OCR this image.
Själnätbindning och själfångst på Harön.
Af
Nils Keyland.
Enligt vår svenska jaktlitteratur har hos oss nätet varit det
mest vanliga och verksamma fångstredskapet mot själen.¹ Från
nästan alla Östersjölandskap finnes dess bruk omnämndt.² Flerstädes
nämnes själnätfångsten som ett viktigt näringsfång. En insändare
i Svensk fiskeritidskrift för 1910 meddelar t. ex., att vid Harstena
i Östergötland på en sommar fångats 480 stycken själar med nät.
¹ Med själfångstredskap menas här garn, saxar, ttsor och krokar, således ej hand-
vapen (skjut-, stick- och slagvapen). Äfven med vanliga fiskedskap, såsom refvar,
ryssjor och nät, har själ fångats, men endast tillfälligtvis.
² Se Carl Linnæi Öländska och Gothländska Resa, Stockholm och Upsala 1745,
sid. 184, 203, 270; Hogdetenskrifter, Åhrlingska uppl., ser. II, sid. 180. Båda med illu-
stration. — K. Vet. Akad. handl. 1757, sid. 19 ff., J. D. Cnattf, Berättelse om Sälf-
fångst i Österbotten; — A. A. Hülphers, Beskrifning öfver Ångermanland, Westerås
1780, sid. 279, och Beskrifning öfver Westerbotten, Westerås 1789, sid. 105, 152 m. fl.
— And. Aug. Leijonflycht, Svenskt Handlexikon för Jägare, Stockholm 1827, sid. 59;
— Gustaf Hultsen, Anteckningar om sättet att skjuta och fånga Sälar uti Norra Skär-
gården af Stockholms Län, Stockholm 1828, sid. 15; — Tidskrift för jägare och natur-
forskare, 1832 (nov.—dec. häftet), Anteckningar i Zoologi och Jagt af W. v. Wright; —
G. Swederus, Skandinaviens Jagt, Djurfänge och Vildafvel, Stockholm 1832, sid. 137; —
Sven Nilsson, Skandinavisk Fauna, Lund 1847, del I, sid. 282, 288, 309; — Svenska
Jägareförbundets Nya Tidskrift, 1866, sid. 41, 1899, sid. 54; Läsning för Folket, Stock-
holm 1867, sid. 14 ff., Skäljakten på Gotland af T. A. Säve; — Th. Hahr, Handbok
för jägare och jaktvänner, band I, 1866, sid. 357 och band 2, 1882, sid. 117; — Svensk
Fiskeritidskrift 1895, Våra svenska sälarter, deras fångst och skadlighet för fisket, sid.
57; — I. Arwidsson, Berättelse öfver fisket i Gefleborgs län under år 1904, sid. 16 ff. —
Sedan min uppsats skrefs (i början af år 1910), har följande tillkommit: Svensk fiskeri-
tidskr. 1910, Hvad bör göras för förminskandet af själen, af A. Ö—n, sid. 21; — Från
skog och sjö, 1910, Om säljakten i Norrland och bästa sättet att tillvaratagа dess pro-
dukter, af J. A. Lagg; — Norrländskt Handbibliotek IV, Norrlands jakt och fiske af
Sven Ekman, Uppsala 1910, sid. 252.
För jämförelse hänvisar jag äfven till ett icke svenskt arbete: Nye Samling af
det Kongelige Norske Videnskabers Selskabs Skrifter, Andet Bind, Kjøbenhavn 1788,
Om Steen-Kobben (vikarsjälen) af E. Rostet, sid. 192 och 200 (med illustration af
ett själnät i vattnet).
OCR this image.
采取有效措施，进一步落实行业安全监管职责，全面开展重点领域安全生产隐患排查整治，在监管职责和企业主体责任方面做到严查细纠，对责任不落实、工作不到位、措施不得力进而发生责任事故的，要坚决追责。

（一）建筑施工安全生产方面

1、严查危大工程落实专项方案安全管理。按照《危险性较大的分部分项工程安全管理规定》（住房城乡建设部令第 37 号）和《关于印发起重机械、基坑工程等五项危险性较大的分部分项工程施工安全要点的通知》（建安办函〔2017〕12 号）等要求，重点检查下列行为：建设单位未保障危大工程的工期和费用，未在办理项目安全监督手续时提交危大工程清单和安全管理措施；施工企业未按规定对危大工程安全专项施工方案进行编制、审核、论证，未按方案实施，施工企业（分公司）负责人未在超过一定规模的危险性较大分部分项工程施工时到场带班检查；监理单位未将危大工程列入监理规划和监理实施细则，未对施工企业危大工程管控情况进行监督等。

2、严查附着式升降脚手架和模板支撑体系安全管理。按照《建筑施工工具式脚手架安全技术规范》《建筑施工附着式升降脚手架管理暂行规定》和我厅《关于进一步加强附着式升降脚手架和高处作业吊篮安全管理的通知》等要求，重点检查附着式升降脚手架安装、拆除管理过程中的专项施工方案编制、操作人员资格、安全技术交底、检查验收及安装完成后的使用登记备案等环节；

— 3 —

## Prompt
Exactly as shown, repeat every record.

## Finished task
OCR this image.
Själnätbindning och själfångst på Harön.
Af
Nils Keyland.
Enligt vår svenska jaktlitteratur har hos oss nätet varit det
mest vanliga och verksamma fångstredskapet mot själen.¹ Från
nästan alla Östersjölandskap finnes dess bruk omnämndt.² Flerstädes
nämnes själnätfångsten som ett viktigt näringsfång. En insändare
i Svensk fiskeritidskrift för 1910 meddelar t. ex., att vid Harstena
i Östergötland på en sommar fångats 480 stycken själar med nät.
¹ Med själfångstredskap menas här garn, saxar, ttsor och krokar, således ej hand-
vapen (skjut-, stick- och slagvapen). Äfven med vanliga fiskedskap, såsom refvar,
ryssjor och nät, har själ fångats, men endast tillfälligtvis.
² Se Carl Linnæi Öländska och Gothländska Resa, Stockholm och Upsala 1745,
sid. 184, 203, 270; Hogdetenskrifter, Åhrlingska uppl., ser. II, sid. 180. Båda med illu-
stration. — K. Vet. Akad. handl. 1757, sid. 19 ff., J. D. Cnattf, Berättelse om Sälf-
fångst i Österbotten; — A. A. Hülphers, Beskrifning öfver Ångermanland, Westerås
1780, sid. 279, och Beskrifning öfver Westerbotten, Westerås 1789, sid. 105, 152 m. fl.
— And. Aug. Leijonflycht, Svenskt Handlexikon för Jägare, Stockholm 1827, sid. 59;
— Gustaf Hultsen, Anteckningar om sättet att skjuta och fånga Sälar uti Norra Skär-
gården af Stockholms Län, Stockholm 1828, sid. 15; — Tidskrift för jägare och natur-
forskare, 1832 (nov.—dec. häftet), Anteckningar i Zoologi och Jagt af W. v. Wright; —
G. Swederus, Skandinaviens Jagt, Djurfänge och Vildafvel, Stockholm 1832, sid. 137; —
Sven Nilsson, Skandinavisk Fauna, Lund 1847, del I, sid. 282, 288, 309; — Svenska
Jägareförbundets Nya Tidskrift, 1866, sid. 41, 1899, sid. 54; Läsning för Folket, Stock-
holm 1867, sid. 14 ff., Skäljakten på Gotland af T. A. Säve; — Th. Hahr, Handbok
för jägare och jaktvänner, band I, 1866, sid. 357 och band 2, 1882, sid. 117; — Svensk
Fiskeritidskrift 1895, Våra svenska sälarter, deras fångst och skadlighet för fisket, sid.
57; — I. Arwidsson, Berättelse öfver fisket i Gefleborgs län under år 1904, sid. 16 ff. —
Sedan min uppsats skrefs (i början af år 1910), har följande tillkommit: Svensk fiskeri-
tidskr. 1910, Hvad bör göras för förminskandet af själen, af A. Ö—n, sid. 21; — Från
skog och sjö, 1910, Om säljakten i Norrland och bästa sättet att tillvaratagа dess pro-
dukter, af J. A. Lagg; — Norrländskt Handbibliotek IV, Norrlands jakt och fiske af
Sven Ekman, Uppsala 1910, sid. 252.
För jämförelse hänvisar jag äfven till ett icke svenskt arbete: Nye Samling af
det Kongelige Norske Videnskabers Selskabs Skrifter, Andet Bind, Kjøbenhavn 1788,
Om Steen-Kobben (vikarsjälen) af E. Rostet, sid. 192 och 200 (med illustration af
ett själnät i vattnet).
OCR this image.
采取有效措施，进一步落实行业安全监管职责，全面开展重点领域安全生产隐患排查整治，在监管职责和企业主体责任方面做到严查细纠，对责任不落实、工作不到位、措施不得力进而发生责任事故的，要坚决追责。

（一）建筑施工安全生产方面

1、严查危大工程落实专项方案安全管理。按照《危险性较大的分部分项工程安全管理规定》（住房城乡建设部令第 37 号）和《关于印发起重机械、基坑工程等五项危险性较大的分部分项工程施工安全要点的通知》（建安办函〔2017〕12 号）等要求，重点检查下列行为：建设单位未保障危大工程的工期和费用，未在办理项目安全监督手续时提交危大工程清单和安全管理措施；施工企业未按规定对危大工程安全专项施工方案进行编制、审核、论证，未按方案实施，施工企业（分公司）负责人未在超过一定规模的危险性较大分部分项工程施工时到场带班检查；监理单位未将危大工程列入监理规划和监理实施细则，未对施工企业危大工程管控情况进行监督等。

2、严查附着式升降脚手架和模板支撑体系安全管理。按照《建筑施工工具式脚手架安全技术规范》《建筑施工附着式升降脚手架管理暂行规定》和我厅《关于进一步加强附着式升降脚手架和高处作业吊篮安全管理的通知》等要求，重点检查附着式升降脚手架安装、拆除管理过程中的专项施工方案编制、操作人员资格、安全技术交底、检查验收及安装完成后的使用登记备案等环节；

— 3 —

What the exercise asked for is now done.